*Excerpts from a figure dataset*

· · · · · · ·

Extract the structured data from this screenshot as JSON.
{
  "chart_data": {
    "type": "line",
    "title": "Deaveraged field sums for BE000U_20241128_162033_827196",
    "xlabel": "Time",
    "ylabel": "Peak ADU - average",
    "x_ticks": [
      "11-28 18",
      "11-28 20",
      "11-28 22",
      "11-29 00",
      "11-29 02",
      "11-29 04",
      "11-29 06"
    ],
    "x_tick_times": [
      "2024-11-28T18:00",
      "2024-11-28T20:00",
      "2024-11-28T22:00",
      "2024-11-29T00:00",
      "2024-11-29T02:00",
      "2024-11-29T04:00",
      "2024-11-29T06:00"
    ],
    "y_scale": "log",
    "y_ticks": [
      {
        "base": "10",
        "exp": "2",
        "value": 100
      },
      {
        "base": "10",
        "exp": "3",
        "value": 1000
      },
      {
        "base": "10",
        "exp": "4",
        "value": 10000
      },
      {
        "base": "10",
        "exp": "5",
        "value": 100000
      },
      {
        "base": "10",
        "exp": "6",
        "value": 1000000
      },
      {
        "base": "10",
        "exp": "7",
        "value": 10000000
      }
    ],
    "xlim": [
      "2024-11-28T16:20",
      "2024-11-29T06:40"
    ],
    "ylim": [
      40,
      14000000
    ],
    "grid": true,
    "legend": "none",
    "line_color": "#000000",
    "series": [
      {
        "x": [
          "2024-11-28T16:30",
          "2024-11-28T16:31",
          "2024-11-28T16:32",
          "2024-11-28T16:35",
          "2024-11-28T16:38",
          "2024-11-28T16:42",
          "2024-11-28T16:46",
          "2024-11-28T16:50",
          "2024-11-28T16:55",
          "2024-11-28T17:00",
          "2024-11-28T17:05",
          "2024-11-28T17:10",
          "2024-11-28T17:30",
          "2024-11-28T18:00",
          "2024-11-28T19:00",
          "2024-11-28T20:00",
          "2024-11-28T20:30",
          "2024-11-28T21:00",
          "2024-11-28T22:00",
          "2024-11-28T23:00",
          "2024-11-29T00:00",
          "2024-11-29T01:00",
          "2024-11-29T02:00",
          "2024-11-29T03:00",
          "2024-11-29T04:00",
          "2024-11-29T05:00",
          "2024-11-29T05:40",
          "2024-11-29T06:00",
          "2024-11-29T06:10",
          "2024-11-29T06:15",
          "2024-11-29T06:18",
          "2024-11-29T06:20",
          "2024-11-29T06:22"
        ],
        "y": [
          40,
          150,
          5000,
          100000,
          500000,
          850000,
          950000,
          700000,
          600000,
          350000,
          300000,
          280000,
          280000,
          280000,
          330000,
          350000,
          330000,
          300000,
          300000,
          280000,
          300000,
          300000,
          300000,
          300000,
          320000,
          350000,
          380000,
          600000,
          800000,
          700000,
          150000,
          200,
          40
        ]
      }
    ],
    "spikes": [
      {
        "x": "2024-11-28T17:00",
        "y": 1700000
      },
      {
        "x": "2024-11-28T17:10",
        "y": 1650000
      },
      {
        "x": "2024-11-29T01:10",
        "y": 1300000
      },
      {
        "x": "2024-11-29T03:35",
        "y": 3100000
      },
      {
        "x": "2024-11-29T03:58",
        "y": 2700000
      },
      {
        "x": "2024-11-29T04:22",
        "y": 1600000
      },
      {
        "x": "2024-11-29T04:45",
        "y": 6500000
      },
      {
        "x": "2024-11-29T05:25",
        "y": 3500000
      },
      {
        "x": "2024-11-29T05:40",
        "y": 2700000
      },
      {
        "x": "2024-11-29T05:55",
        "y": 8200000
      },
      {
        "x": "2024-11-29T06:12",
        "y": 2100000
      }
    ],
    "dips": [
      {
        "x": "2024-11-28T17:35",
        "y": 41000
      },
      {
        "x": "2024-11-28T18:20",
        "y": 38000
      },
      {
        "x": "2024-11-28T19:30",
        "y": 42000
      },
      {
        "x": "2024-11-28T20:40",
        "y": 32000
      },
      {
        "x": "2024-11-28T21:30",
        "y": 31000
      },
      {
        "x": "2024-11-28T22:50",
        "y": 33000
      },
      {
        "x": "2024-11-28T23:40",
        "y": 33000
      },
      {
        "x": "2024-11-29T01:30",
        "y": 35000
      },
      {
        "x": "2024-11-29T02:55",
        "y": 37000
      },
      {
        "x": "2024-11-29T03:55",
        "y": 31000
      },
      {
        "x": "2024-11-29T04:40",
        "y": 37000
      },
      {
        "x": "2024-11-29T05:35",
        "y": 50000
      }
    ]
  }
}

· · · · · · ·

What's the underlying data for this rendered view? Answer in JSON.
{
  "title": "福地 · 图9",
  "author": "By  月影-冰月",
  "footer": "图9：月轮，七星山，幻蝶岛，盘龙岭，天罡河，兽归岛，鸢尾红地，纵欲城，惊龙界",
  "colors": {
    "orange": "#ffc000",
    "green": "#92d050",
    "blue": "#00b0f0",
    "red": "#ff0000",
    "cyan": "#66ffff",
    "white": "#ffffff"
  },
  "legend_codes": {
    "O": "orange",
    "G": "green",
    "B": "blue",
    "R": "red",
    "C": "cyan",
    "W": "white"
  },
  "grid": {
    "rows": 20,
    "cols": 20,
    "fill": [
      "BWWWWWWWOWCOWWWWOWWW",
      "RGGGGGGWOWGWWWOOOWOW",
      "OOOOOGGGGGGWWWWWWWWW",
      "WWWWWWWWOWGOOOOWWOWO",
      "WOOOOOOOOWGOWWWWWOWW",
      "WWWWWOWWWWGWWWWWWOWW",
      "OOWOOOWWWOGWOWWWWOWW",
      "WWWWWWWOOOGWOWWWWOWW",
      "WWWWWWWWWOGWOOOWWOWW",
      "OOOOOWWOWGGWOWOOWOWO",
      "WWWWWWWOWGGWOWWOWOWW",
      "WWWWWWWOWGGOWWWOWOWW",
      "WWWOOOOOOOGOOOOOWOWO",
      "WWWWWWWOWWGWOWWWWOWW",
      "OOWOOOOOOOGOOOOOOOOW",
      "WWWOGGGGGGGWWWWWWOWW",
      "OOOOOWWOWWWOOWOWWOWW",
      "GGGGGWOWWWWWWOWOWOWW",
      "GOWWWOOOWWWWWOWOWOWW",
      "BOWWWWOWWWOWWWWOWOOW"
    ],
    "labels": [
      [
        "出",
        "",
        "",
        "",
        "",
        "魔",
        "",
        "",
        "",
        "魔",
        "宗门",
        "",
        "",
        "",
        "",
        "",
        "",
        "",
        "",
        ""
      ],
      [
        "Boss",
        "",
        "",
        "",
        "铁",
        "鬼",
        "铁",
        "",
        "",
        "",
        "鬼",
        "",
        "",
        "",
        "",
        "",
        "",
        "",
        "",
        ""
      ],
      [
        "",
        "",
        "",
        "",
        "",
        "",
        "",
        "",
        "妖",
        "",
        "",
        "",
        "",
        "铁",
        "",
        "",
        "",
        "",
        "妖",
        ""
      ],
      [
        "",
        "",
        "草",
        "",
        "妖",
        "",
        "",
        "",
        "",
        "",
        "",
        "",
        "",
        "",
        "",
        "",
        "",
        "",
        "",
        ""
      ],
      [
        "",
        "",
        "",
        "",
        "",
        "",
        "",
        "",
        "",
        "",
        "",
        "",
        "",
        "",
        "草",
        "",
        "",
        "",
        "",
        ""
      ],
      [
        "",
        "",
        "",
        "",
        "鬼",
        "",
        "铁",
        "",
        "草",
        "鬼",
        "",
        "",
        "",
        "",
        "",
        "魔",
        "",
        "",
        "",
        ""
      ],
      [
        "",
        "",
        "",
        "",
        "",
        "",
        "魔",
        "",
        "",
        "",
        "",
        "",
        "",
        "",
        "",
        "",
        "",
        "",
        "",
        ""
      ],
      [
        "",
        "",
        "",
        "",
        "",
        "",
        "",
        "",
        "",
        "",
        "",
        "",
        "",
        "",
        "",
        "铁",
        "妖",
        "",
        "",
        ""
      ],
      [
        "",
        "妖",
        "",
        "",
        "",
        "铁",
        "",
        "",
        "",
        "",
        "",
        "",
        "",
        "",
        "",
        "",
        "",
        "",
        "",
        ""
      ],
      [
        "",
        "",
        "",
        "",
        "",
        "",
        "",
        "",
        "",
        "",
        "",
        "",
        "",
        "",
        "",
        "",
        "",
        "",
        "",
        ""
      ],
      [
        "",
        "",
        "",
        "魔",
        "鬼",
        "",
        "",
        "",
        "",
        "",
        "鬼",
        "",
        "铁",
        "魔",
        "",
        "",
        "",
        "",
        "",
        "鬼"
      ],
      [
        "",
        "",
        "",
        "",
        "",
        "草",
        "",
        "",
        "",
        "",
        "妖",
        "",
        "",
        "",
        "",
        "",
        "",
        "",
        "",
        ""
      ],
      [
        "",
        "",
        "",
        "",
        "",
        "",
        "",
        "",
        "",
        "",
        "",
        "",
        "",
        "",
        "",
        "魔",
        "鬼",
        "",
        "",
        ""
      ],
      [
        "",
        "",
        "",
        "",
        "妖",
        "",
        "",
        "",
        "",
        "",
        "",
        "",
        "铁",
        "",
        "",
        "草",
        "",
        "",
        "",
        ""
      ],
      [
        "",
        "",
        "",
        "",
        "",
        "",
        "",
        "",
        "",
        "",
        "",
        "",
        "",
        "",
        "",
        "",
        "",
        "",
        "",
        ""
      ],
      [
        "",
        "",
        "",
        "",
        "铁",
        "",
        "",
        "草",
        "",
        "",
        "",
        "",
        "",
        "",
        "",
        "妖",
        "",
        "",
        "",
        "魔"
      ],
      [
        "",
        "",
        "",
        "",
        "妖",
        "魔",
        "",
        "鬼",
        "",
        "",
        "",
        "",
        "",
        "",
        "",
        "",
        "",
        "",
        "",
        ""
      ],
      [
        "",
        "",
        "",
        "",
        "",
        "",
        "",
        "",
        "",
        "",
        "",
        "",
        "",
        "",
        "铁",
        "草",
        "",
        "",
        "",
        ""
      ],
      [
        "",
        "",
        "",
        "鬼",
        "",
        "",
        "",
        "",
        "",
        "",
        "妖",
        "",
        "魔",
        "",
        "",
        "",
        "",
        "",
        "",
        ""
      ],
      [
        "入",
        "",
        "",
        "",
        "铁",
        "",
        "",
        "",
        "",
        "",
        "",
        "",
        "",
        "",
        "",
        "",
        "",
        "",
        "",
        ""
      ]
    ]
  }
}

· · · · · · ·

*Problem requirements*
Using the data above, say how many lines include "value". No other reply is needed.

*Reply to the exercise*
6